* SUPPLIED RECORDS:
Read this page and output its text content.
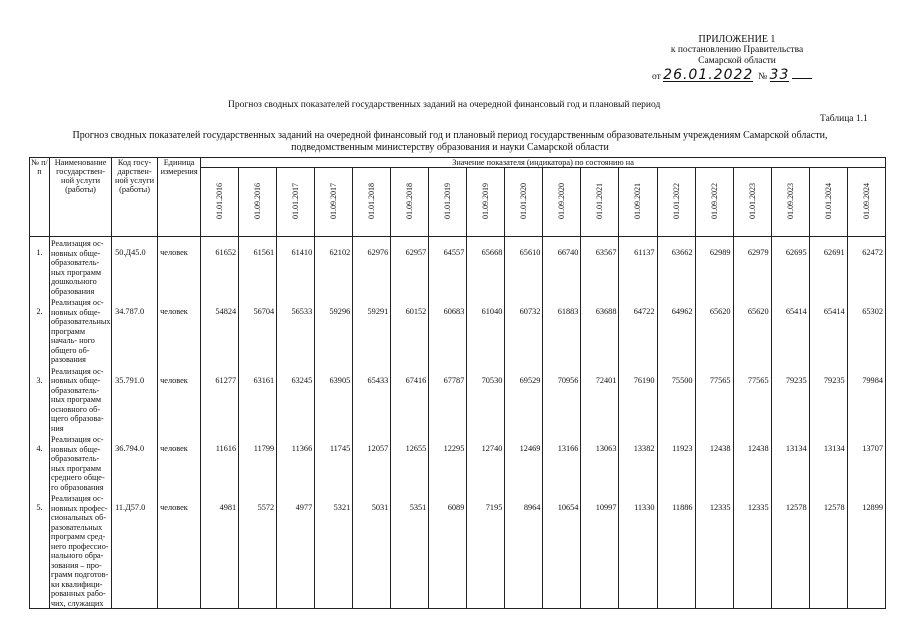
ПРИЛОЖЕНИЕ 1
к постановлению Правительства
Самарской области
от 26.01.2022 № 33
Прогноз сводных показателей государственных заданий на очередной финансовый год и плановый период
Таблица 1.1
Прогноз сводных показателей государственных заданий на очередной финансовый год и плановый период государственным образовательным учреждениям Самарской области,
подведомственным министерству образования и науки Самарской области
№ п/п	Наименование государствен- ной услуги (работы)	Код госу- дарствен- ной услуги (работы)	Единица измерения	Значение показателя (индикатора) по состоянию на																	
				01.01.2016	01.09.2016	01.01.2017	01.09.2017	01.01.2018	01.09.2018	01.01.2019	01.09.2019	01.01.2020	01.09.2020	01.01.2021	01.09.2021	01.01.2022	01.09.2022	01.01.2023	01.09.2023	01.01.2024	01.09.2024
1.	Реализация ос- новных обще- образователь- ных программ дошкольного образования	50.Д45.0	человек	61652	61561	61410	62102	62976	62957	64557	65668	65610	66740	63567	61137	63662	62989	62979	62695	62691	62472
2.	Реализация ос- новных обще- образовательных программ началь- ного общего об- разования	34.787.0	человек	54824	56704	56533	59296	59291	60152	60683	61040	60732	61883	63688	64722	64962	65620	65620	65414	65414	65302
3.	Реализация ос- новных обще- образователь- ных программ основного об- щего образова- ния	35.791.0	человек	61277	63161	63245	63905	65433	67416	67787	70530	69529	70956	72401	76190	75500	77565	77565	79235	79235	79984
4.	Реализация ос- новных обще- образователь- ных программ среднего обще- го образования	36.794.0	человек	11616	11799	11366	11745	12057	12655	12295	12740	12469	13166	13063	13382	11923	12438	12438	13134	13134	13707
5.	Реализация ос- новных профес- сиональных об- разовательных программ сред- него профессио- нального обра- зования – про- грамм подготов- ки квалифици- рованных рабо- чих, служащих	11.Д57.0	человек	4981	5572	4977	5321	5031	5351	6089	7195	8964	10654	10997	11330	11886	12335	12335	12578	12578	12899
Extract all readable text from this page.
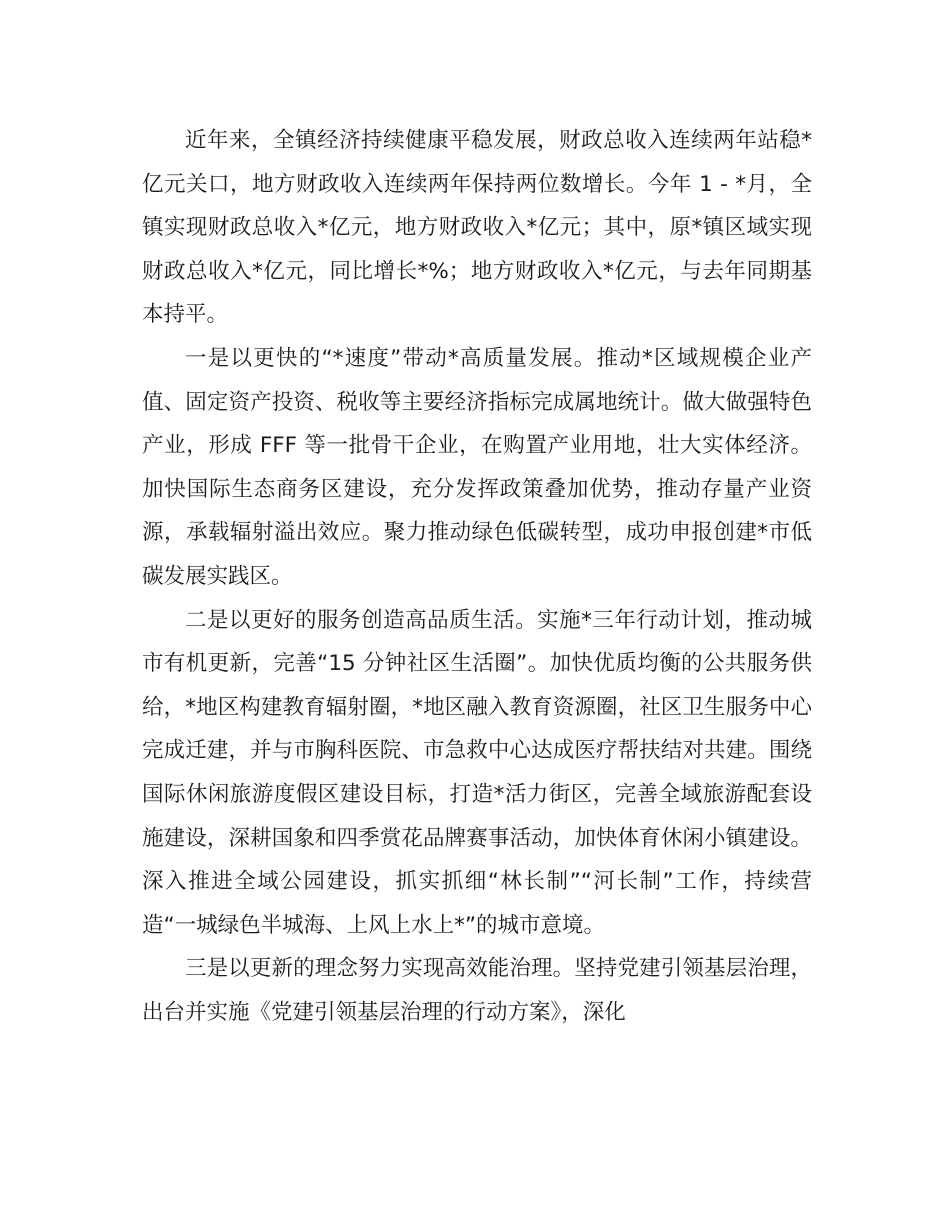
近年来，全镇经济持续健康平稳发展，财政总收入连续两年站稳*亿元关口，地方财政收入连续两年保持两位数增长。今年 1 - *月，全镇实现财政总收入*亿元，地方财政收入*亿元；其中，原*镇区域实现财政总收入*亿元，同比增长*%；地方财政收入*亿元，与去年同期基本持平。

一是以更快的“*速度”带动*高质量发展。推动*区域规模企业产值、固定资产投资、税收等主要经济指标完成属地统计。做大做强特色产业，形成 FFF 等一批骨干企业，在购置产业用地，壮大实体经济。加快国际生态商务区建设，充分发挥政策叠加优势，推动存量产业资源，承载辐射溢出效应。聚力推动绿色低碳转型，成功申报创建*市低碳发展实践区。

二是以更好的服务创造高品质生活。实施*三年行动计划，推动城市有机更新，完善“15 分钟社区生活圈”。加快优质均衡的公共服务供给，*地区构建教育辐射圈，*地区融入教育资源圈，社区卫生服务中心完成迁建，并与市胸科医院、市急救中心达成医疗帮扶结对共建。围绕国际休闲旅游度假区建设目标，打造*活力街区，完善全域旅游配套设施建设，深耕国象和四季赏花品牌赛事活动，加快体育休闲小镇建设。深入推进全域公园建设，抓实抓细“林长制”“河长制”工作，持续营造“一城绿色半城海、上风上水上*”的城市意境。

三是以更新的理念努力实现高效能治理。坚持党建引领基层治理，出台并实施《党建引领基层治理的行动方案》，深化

...

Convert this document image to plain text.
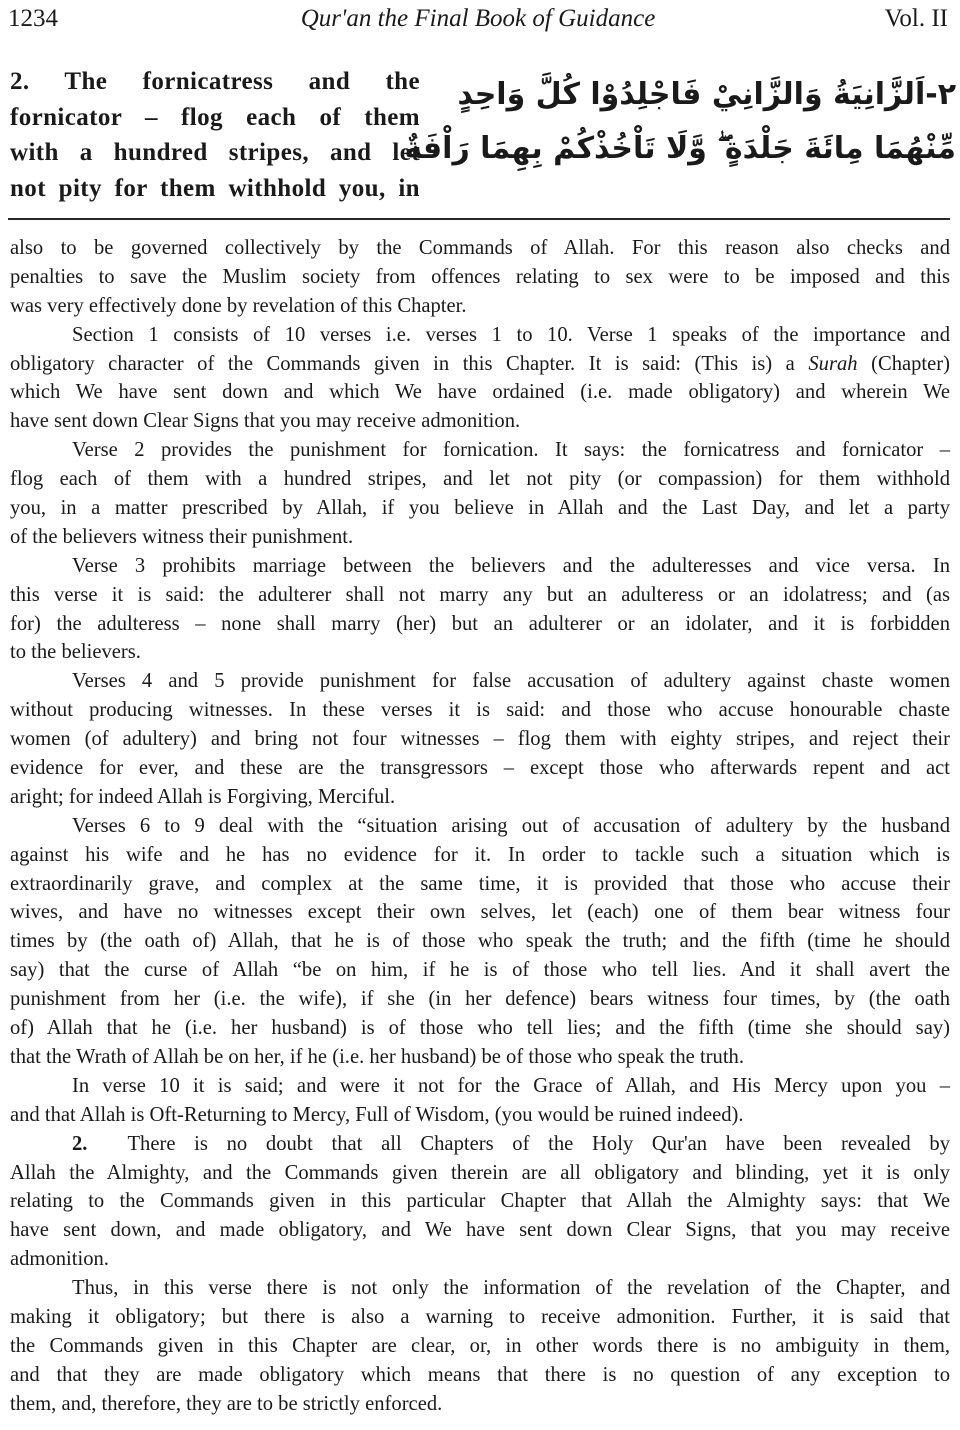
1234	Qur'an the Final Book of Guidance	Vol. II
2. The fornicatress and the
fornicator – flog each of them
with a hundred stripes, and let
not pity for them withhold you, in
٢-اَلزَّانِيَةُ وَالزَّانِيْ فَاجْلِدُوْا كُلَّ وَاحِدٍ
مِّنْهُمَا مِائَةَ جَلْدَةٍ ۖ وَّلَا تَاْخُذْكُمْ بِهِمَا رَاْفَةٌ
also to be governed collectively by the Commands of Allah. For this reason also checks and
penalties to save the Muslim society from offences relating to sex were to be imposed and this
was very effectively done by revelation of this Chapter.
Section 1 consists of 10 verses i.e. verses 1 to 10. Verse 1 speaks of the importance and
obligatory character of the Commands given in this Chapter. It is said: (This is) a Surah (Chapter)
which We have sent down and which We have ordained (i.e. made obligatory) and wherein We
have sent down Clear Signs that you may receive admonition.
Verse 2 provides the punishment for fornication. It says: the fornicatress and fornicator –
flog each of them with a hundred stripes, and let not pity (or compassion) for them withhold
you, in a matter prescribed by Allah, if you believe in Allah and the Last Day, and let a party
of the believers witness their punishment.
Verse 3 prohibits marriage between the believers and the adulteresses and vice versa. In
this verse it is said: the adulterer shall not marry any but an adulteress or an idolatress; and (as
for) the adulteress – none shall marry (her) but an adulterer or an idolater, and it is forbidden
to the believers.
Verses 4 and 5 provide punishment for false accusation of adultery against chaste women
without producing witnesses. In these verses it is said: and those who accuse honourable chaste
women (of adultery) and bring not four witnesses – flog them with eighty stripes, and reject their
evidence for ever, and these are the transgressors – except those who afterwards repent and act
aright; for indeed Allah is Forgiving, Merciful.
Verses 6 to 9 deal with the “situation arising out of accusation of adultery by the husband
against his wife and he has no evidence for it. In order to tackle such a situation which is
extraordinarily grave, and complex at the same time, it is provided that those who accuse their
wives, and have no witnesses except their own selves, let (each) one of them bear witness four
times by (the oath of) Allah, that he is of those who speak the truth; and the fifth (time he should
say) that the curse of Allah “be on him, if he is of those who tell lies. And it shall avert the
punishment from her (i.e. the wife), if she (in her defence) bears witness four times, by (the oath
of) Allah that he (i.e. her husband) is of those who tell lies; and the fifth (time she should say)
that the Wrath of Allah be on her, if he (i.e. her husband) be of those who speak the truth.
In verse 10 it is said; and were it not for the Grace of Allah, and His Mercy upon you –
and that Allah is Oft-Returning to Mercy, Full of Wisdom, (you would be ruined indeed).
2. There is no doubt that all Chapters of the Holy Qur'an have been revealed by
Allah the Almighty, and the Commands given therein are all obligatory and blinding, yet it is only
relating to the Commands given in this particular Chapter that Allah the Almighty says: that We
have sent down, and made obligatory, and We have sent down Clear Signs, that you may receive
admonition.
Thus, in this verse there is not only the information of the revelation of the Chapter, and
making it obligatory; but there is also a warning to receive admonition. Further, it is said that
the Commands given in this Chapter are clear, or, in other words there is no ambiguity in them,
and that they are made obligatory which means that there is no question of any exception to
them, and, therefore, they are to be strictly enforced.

* PROBLEM: Lines that hold "accusation" are the ones to copy; find all of them.

* THE RESPONSE:
Verses 4 and 5 provide punishment for false accusation of adultery against chaste women
Verses 6 to 9 deal with the “situation arising out of accusation of adultery by the husband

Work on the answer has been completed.